→ **Your objective**
Single out each line with the word "ASHP" and copy it.

------------------------------------------------

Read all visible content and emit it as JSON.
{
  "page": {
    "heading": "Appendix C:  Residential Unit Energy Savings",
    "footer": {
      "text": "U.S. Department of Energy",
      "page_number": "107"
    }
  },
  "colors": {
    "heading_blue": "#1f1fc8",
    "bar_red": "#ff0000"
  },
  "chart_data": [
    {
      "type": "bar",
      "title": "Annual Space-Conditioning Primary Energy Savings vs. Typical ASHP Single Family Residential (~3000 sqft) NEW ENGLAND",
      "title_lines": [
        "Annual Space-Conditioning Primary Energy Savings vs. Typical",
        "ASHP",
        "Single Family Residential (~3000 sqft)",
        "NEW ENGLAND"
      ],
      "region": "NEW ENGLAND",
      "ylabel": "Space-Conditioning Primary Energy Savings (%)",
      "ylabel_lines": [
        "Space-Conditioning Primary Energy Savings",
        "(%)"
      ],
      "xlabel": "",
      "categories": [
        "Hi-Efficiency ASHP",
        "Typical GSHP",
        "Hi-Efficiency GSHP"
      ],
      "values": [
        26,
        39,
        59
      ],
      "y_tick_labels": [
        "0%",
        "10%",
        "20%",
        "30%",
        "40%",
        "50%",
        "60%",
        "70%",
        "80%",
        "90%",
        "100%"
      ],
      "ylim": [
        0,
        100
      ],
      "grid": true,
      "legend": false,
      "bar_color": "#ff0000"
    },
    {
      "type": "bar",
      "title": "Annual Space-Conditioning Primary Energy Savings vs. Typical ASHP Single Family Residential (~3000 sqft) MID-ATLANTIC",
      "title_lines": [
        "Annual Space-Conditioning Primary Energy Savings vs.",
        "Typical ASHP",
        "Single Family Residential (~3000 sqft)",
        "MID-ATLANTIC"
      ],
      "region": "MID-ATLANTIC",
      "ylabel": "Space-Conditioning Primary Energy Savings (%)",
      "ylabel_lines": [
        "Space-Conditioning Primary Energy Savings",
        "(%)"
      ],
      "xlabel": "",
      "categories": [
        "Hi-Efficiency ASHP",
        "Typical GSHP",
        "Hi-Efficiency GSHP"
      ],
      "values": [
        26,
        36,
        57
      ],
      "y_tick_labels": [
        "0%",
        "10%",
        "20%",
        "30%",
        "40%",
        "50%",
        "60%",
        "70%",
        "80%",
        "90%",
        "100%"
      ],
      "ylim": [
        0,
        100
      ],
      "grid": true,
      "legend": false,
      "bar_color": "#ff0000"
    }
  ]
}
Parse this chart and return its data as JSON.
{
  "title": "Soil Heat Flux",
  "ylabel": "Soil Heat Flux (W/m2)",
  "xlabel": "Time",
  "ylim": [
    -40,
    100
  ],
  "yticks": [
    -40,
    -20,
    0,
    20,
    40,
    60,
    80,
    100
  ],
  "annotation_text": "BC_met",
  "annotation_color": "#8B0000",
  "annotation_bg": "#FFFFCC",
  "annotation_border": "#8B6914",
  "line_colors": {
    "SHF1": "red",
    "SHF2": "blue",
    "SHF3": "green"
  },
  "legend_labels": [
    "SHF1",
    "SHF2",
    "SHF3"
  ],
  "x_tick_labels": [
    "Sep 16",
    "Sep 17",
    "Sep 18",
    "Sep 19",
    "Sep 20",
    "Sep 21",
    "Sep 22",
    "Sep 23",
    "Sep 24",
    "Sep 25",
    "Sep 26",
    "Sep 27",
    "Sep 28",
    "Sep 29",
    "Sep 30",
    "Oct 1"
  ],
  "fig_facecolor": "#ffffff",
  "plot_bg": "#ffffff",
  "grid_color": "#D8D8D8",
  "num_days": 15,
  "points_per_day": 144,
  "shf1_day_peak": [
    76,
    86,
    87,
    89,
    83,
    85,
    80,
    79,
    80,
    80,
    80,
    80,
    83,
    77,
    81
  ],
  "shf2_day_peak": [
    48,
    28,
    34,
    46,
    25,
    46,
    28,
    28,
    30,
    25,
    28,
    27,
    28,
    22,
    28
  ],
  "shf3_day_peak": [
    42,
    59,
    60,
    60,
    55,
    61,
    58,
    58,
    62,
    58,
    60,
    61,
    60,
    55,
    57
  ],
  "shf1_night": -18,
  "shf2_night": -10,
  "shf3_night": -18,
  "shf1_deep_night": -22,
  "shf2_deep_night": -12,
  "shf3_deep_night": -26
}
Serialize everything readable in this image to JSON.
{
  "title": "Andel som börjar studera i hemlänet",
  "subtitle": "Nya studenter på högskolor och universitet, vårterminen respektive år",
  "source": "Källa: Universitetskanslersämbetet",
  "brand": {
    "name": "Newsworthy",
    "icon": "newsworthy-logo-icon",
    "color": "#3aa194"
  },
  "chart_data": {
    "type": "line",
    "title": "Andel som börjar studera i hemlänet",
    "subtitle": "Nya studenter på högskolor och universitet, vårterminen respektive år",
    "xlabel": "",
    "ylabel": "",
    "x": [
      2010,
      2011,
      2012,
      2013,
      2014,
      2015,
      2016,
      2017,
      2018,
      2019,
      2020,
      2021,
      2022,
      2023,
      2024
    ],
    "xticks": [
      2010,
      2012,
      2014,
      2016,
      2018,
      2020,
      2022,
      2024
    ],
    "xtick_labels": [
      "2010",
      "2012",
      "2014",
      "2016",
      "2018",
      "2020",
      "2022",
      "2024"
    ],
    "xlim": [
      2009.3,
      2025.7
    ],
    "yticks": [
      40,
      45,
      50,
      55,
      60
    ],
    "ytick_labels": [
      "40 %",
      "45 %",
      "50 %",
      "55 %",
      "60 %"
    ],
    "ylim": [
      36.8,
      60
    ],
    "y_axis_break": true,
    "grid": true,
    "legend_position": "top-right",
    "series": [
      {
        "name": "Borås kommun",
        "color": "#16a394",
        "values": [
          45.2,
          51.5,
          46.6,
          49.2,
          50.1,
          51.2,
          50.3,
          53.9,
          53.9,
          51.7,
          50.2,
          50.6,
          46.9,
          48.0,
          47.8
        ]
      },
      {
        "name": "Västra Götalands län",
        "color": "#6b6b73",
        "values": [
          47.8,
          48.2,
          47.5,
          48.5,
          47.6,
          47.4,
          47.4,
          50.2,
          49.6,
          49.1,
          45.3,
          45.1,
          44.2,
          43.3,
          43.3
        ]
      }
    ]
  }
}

------------------------------------------------

→ **Solved exercise**
      "title": "Annual Space-Conditioning Primary Energy Savings vs. Typical ASHP Single Family Residential (~3000 sqft) NEW ENGLAND",
        "ASHP",
        "Hi-Efficiency ASHP",
      "title": "Annual Space-Conditioning Primary Energy Savings vs. Typical ASHP Single Family Residential (~3000 sqft) MID-ATLANTIC",
        "Typical ASHP",
        "Hi-Efficiency ASHP",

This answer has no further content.